= What is asked =
Count how many lines in this material contain "name". The answer is that number alone.

── Input data

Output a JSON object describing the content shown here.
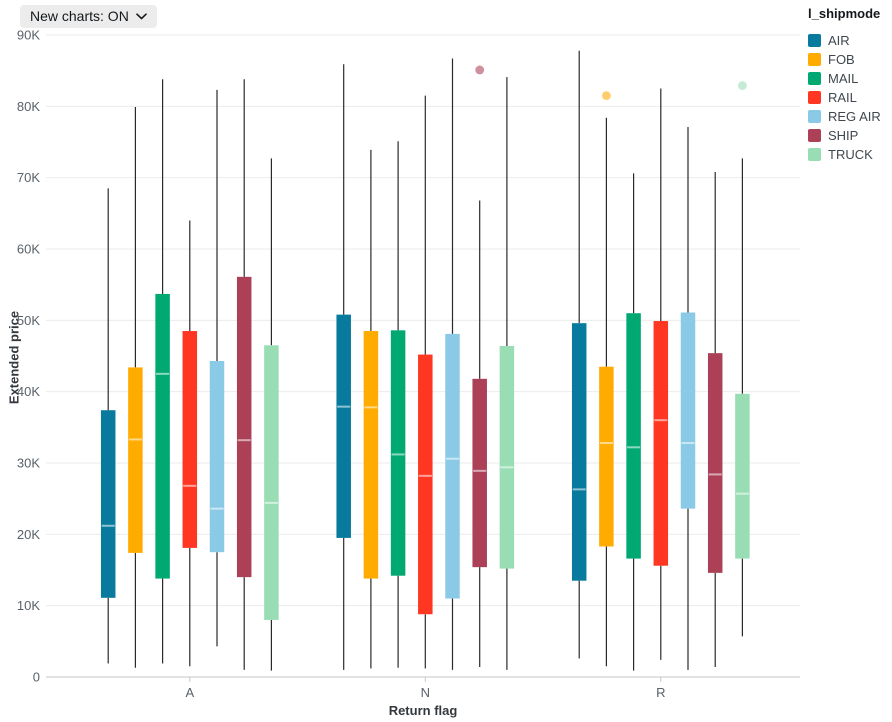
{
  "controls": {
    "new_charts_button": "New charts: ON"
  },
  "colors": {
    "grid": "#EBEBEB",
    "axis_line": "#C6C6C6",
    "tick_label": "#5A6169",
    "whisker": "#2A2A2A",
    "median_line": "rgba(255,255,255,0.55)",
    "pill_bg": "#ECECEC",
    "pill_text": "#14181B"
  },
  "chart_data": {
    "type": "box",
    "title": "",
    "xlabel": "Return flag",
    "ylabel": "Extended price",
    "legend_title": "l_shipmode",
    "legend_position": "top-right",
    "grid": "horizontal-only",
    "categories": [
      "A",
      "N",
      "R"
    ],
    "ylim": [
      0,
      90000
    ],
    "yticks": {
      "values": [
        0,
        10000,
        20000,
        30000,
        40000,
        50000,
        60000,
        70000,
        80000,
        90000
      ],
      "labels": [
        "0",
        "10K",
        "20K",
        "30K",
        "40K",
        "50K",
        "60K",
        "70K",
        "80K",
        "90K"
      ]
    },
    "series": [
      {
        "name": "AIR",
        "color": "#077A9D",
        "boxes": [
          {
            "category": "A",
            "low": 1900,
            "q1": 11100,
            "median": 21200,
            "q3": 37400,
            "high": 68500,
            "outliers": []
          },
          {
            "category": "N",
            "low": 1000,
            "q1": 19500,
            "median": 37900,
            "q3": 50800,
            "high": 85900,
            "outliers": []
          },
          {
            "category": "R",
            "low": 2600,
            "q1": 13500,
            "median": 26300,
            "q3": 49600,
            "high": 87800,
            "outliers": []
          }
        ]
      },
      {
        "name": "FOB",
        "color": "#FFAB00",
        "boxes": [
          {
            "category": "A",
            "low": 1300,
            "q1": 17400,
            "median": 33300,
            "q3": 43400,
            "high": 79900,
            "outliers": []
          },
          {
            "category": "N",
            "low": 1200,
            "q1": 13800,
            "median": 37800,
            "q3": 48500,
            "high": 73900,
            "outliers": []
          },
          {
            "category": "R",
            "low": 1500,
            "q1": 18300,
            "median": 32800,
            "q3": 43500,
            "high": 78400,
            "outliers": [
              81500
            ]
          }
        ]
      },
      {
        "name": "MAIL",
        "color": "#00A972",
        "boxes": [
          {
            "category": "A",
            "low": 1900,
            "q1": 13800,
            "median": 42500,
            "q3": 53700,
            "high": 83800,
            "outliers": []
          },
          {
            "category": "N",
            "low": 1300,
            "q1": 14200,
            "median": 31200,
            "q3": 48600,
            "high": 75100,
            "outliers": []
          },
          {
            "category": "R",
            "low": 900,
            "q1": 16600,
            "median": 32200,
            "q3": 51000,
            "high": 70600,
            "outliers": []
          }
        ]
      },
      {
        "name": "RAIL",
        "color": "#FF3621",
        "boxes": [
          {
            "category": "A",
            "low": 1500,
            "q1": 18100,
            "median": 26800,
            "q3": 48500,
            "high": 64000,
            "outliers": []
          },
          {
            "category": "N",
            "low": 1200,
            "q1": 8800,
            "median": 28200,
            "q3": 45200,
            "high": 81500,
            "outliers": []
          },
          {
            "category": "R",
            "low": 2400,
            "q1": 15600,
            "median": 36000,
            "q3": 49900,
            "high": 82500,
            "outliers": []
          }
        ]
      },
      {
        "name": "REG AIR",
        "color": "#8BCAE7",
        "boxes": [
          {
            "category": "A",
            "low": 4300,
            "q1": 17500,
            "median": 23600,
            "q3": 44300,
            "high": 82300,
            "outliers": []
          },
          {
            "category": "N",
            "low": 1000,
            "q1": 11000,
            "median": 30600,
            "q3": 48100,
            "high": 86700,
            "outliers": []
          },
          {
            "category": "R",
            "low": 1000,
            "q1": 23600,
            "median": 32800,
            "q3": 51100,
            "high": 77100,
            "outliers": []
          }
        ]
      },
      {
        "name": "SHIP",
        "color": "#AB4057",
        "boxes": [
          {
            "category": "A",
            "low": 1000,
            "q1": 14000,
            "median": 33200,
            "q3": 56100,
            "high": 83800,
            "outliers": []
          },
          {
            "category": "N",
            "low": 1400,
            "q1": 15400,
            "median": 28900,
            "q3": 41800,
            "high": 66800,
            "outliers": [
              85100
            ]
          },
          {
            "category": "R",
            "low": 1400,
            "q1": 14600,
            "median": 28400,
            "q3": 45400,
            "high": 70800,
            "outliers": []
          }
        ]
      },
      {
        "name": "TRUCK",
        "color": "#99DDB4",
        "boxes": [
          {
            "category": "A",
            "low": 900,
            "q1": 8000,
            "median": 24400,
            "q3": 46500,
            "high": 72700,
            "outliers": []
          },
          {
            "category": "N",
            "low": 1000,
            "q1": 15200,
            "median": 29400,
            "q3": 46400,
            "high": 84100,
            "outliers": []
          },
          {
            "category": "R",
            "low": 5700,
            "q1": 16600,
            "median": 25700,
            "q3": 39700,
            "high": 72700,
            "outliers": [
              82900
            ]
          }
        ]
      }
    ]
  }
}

────

= Finished answer =
7